Check each line for the string "bottom" and give only the count of lines that have it.

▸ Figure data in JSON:

▼

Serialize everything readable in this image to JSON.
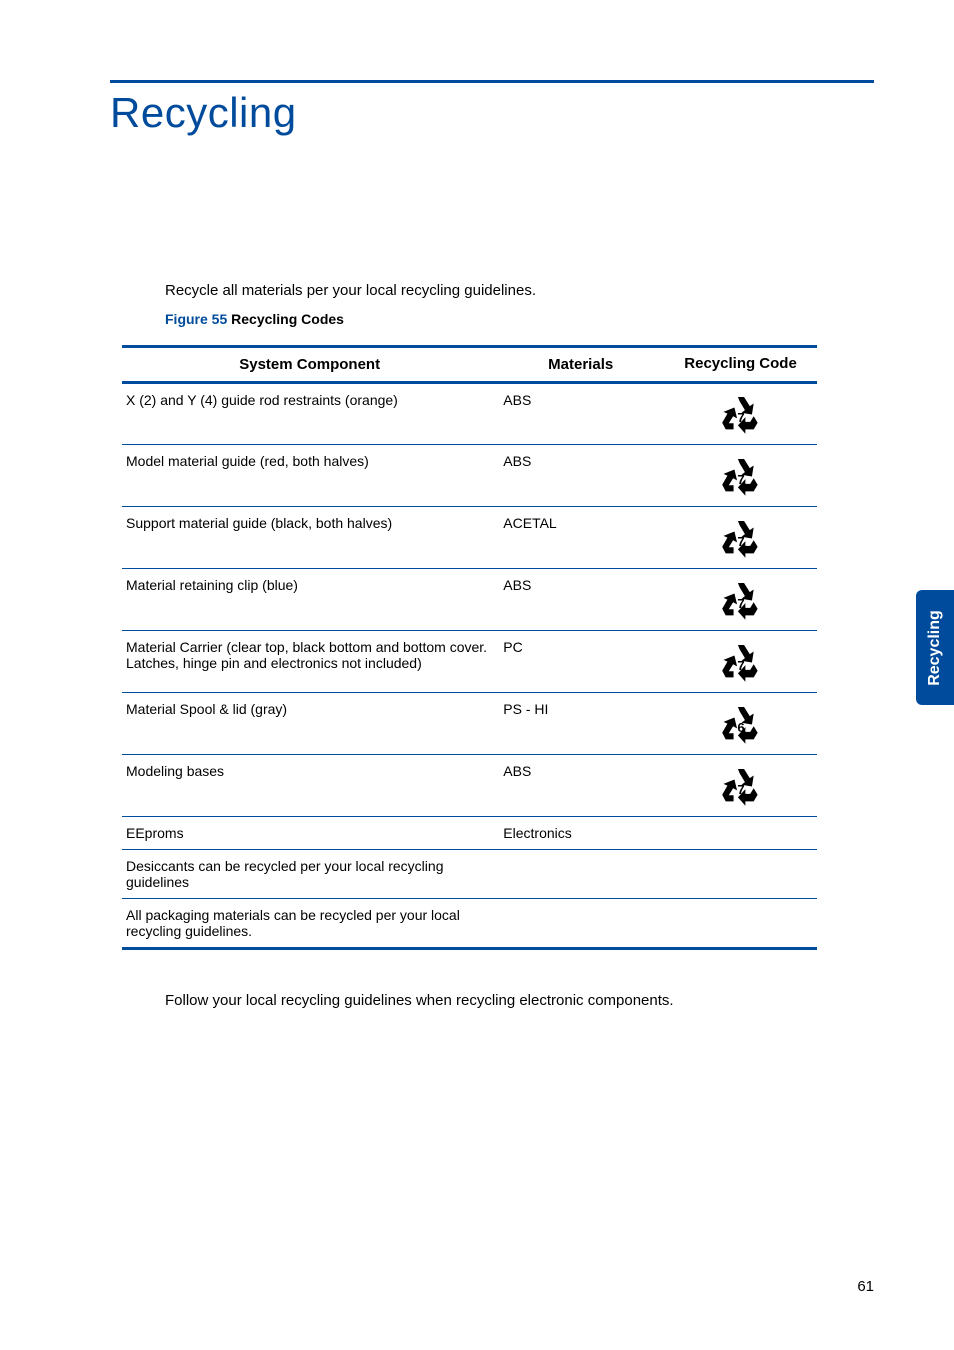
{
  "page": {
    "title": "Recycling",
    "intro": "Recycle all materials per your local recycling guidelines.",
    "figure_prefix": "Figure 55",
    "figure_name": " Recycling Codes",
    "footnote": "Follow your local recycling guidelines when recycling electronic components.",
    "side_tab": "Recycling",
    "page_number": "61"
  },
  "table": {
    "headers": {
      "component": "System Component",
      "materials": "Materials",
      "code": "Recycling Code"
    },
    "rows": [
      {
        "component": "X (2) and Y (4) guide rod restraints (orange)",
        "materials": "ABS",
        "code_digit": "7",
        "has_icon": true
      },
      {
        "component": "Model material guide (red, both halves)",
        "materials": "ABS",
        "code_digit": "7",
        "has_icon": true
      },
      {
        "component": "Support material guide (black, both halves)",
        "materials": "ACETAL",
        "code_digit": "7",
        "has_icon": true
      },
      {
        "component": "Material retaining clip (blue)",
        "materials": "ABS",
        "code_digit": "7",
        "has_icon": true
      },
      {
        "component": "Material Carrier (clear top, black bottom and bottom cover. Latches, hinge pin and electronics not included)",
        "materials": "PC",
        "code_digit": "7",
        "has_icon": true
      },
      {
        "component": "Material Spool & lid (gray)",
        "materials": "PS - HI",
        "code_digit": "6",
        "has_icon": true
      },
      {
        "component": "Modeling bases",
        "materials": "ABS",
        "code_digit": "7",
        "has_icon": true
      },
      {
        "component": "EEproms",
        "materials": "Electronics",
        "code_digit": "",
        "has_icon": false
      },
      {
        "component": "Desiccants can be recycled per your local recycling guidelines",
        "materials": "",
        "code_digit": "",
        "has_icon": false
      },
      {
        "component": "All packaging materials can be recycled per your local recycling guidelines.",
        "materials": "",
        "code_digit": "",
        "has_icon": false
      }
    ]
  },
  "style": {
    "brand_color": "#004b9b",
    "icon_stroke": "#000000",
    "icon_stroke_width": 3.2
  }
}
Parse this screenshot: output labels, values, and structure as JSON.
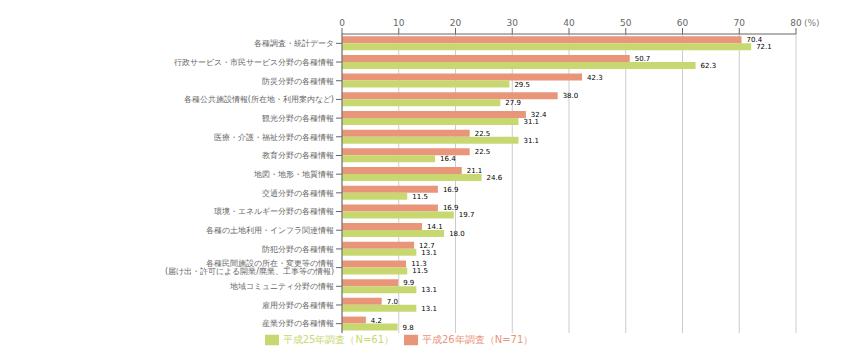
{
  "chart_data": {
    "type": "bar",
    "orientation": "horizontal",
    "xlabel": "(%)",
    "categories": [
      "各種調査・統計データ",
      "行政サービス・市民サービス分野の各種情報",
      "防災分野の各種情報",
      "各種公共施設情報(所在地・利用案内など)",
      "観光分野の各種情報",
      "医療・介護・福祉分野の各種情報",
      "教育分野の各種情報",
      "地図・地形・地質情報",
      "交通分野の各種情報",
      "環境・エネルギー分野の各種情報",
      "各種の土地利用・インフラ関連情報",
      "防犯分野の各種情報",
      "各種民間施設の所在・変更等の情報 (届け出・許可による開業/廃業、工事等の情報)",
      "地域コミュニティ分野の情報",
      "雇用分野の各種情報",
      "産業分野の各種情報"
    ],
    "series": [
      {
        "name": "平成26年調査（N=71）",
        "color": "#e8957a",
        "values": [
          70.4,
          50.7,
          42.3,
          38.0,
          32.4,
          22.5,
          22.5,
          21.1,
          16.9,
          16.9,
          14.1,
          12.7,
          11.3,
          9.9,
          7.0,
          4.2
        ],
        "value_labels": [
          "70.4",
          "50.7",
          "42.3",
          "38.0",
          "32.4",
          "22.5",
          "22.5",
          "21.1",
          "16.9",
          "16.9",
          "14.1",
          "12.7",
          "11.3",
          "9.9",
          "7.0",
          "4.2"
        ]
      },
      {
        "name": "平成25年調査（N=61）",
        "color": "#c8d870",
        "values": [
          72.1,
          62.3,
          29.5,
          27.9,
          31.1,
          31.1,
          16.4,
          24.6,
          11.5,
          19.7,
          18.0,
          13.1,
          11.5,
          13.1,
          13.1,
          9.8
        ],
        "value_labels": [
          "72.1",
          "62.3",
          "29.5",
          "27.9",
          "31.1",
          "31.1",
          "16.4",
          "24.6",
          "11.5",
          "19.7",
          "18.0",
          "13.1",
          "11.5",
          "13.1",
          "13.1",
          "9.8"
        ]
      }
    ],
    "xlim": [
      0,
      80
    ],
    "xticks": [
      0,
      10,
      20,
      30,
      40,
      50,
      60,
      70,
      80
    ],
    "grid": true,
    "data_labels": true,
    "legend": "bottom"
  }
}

▲
▼

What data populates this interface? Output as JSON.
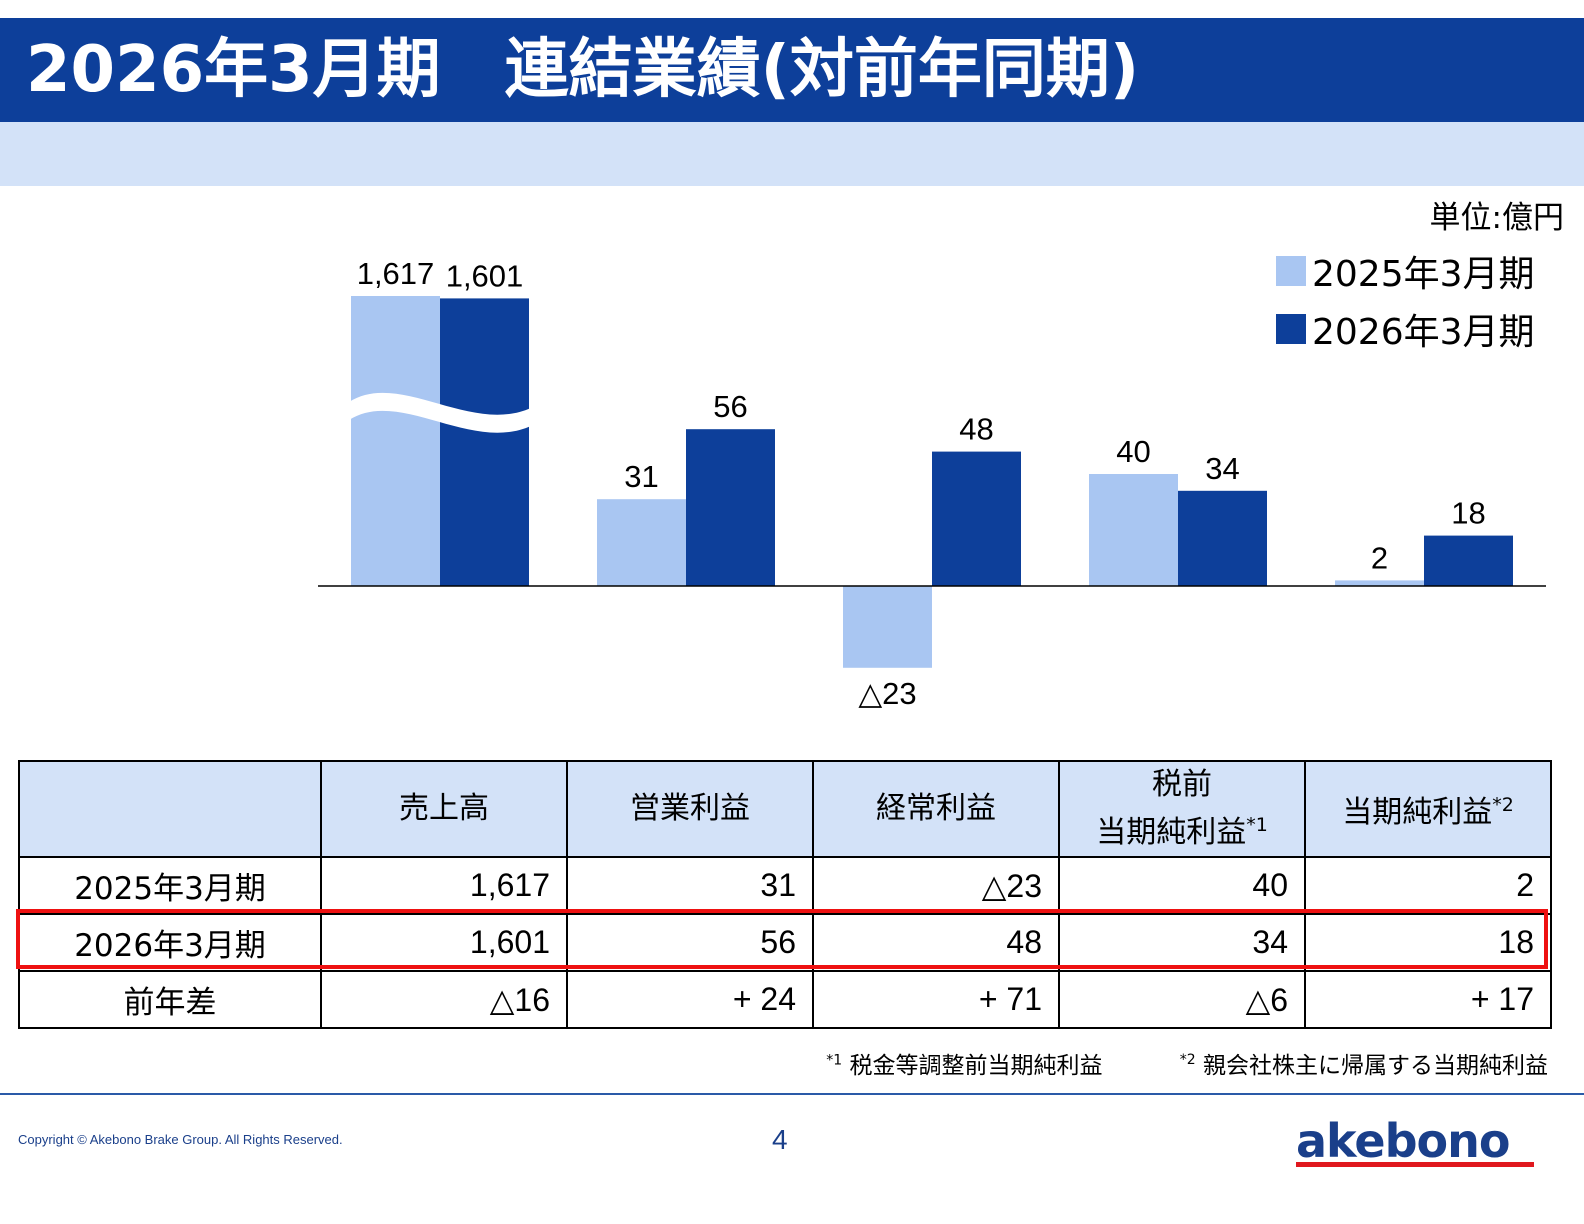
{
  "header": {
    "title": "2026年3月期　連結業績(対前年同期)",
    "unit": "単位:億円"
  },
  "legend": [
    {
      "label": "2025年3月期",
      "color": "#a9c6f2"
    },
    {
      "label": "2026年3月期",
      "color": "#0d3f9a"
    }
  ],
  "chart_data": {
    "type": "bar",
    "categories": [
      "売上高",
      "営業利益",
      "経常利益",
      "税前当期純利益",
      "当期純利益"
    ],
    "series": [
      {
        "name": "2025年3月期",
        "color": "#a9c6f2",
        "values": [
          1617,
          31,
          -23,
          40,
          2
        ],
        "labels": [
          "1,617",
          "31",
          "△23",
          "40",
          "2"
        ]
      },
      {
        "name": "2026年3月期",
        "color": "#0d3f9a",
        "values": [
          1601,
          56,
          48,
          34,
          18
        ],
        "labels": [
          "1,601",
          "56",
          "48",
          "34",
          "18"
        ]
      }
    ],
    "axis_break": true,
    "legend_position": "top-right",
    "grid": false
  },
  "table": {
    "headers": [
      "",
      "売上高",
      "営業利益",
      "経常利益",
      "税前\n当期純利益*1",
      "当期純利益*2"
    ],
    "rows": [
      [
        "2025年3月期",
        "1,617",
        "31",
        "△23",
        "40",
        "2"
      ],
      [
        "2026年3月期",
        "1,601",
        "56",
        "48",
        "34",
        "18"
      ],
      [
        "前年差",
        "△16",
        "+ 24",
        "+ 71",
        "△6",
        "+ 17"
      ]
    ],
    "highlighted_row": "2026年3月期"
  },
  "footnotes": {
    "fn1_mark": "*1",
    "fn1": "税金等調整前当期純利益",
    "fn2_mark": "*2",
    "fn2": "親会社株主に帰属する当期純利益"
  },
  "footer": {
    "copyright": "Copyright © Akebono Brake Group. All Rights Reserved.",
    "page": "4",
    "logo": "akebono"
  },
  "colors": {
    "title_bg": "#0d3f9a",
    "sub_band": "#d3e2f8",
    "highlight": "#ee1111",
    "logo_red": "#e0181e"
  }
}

▲
▼

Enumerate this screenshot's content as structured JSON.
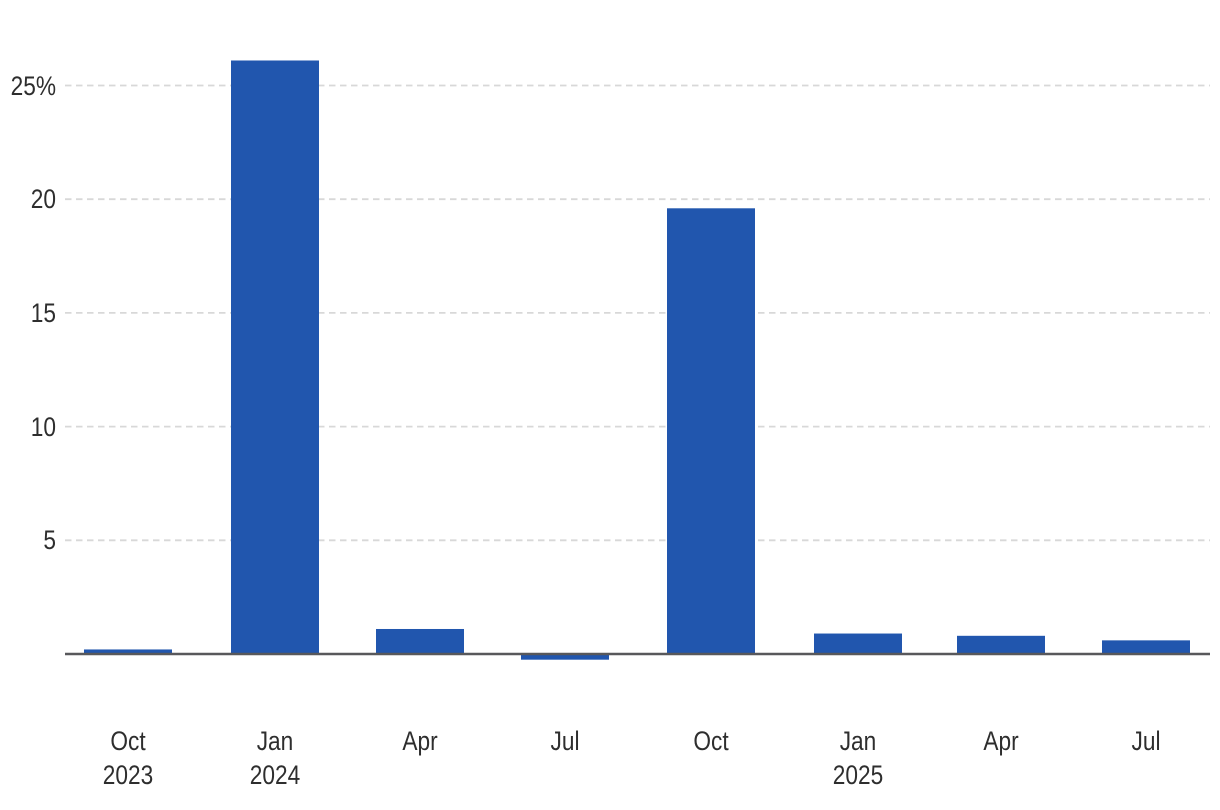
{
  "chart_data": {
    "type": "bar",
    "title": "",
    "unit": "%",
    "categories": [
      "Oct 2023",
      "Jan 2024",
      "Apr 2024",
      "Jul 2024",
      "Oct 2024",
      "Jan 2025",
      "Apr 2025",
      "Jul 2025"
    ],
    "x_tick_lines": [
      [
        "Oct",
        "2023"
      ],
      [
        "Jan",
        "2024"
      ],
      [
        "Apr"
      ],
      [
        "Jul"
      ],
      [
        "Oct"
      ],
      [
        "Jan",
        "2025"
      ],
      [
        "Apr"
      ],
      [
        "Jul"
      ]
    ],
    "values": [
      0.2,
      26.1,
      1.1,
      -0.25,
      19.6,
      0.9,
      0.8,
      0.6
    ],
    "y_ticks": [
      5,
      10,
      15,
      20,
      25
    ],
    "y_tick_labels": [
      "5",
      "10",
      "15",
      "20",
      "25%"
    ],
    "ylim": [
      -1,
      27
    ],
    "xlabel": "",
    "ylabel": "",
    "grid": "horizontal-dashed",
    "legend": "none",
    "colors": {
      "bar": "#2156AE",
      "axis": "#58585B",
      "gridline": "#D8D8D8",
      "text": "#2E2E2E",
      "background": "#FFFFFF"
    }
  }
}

▲

▸ Result of this task:
2